> [The task]
In the data below, find every line that has the string "JSON", and copy it.

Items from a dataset
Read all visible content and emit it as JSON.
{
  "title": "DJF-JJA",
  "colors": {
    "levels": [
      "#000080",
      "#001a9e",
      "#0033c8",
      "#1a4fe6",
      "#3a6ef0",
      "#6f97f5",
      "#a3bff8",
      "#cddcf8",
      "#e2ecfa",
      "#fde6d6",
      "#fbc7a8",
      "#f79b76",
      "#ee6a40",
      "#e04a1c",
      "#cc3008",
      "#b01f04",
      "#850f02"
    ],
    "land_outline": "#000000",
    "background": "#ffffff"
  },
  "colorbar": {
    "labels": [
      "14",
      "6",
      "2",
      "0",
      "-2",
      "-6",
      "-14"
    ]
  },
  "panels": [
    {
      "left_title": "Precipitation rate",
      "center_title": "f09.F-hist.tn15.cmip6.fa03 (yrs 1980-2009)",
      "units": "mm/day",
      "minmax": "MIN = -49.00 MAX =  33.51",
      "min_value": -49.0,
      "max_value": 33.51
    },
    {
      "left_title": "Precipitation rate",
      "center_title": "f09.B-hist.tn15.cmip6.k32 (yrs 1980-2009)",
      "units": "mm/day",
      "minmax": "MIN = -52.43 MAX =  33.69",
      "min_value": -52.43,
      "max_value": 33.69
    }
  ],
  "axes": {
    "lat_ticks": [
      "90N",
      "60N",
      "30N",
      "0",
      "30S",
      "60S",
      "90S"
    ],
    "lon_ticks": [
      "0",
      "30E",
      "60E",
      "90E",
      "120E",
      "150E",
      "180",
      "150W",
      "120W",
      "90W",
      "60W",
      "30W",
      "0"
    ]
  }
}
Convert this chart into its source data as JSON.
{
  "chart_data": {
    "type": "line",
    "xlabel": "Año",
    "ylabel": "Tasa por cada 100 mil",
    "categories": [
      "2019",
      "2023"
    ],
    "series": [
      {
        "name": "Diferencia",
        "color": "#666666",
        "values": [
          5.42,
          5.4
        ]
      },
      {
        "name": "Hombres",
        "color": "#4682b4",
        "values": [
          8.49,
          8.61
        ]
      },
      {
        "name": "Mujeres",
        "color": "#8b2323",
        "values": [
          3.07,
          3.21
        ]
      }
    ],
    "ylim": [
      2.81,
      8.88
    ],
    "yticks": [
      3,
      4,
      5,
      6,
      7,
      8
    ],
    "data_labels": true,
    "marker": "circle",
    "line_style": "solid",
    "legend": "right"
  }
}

> [Exercise response]
Read all visible content and emit it as JSON.
Convert this chart into its source data as JSON.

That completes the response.